Return the full set of entries below exactly, leaving every image out.

▶ **SOURCE MATERIAL**
────────────────────

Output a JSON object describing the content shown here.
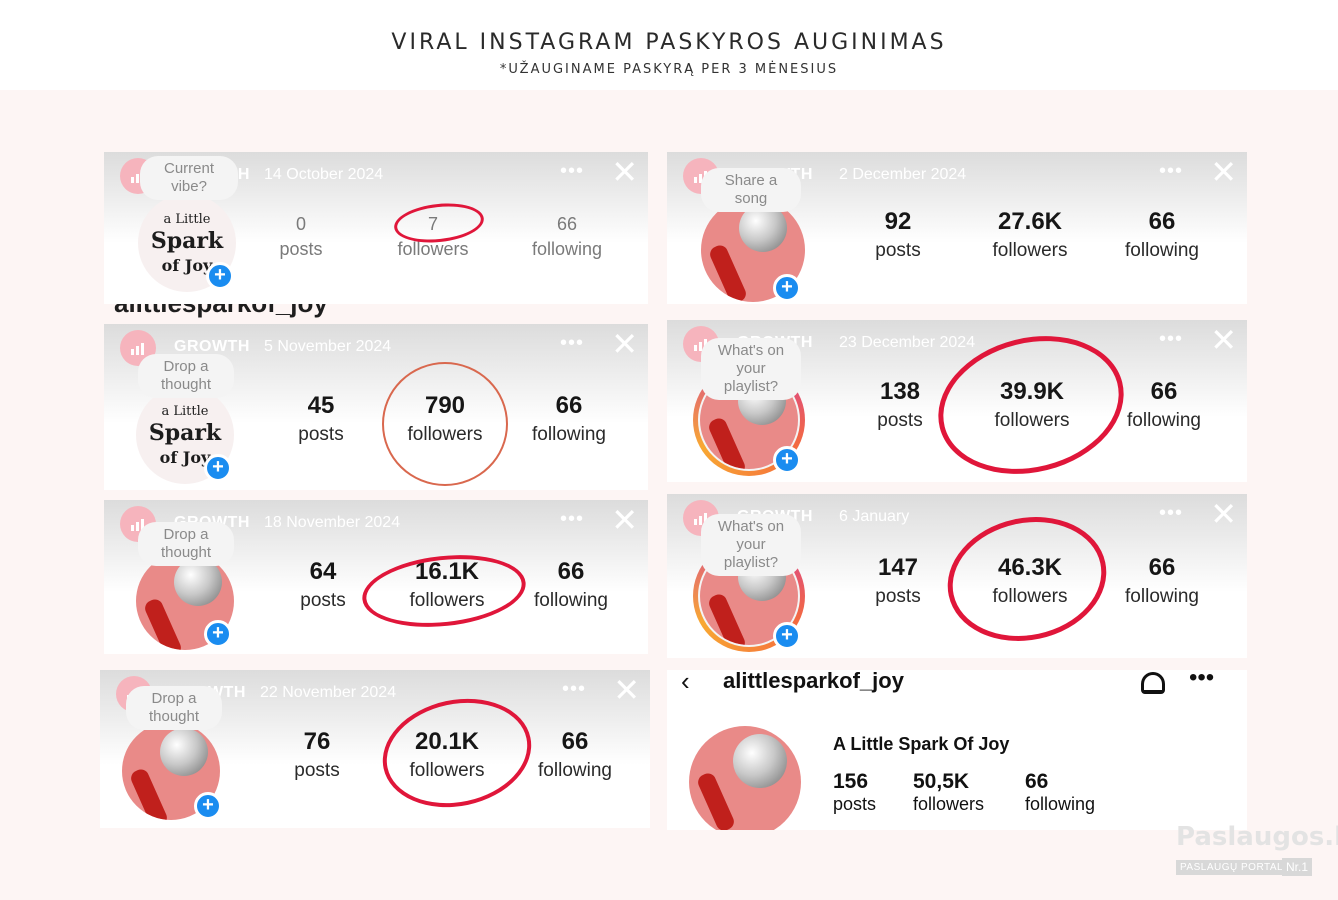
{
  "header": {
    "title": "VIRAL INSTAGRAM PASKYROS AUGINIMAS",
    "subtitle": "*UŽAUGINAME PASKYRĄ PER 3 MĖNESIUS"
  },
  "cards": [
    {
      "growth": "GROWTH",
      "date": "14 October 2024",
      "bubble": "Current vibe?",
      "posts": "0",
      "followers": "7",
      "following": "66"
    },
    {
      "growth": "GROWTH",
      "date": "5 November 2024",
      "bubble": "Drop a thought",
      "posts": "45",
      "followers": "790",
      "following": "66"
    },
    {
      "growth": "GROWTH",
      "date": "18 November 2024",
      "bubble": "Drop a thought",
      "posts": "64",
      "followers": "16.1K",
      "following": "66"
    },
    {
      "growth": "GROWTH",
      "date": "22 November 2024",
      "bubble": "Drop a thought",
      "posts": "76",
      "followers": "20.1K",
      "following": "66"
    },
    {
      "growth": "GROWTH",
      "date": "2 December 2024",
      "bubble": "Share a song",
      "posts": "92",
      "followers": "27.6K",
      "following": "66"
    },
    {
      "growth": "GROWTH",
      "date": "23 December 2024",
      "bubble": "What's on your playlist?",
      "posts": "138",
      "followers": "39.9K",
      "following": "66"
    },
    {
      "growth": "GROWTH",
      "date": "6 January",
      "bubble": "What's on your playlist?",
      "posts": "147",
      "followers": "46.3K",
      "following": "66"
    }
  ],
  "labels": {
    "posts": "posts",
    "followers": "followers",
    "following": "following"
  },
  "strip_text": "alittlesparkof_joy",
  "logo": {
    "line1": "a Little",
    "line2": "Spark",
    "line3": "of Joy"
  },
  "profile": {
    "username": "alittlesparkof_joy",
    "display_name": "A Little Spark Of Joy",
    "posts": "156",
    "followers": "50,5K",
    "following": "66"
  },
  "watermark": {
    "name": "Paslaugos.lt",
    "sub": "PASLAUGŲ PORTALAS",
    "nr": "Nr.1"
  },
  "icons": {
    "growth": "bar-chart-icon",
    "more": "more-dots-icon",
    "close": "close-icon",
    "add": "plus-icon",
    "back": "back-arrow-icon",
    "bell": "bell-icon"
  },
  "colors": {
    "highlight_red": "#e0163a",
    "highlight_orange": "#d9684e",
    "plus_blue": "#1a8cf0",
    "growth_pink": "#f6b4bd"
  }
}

────────────────────

▶ **SOLUTION TO THIS EXERCISE**
Output a JSON object describing the content shown here.
{
  "header": {
    "title": "VIRAL INSTAGRAM PASKYROS AUGINIMAS",
    "subtitle": "*UŽAUGINAME PASKYRĄ PER 3 MĖNESIUS"
  },
  "cards": [
    {
      "growth": "GROWTH",
      "date": "14 October 2024",
      "bubble": "Current vibe?",
      "posts": "0",
      "followers": "7",
      "following": "66"
    },
    {
      "growth": "GROWTH",
      "date": "5 November 2024",
      "bubble": "Drop a thought",
      "posts": "45",
      "followers": "790",
      "following": "66"
    },
    {
      "growth": "GROWTH",
      "date": "18 November 2024",
      "bubble": "Drop a thought",
      "posts": "64",
      "followers": "16.1K",
      "following": "66"
    },
    {
      "growth": "GROWTH",
      "date": "22 November 2024",
      "bubble": "Drop a thought",
      "posts": "76",
      "followers": "20.1K",
      "following": "66"
    },
    {
      "growth": "GROWTH",
      "date": "2 December 2024",
      "bubble": "Share a song",
      "posts": "92",
      "followers": "27.6K",
      "following": "66"
    },
    {
      "growth": "GROWTH",
      "date": "23 December 2024",
      "bubble": "What's on your playlist?",
      "posts": "138",
      "followers": "39.9K",
      "following": "66"
    },
    {
      "growth": "GROWTH",
      "date": "6 January",
      "bubble": "What's on your playlist?",
      "posts": "147",
      "followers": "46.3K",
      "following": "66"
    }
  ],
  "labels": {
    "posts": "posts",
    "followers": "followers",
    "following": "following"
  },
  "strip_text": "alittlesparkof_joy",
  "logo": {
    "line1": "a Little",
    "line2": "Spark",
    "line3": "of Joy"
  },
  "profile": {
    "username": "alittlesparkof_joy",
    "display_name": "A Little Spark Of Joy",
    "posts": "156",
    "followers": "50,5K",
    "following": "66"
  },
  "watermark": {
    "name": "Paslaugos.lt",
    "sub": "PASLAUGŲ PORTALAS",
    "nr": "Nr.1"
  },
  "icons": {
    "growth": "bar-chart-icon",
    "more": "more-dots-icon",
    "close": "close-icon",
    "add": "plus-icon",
    "back": "back-arrow-icon",
    "bell": "bell-icon"
  },
  "colors": {
    "highlight_red": "#e0163a",
    "highlight_orange": "#d9684e",
    "plus_blue": "#1a8cf0",
    "growth_pink": "#f6b4bd"
  }
}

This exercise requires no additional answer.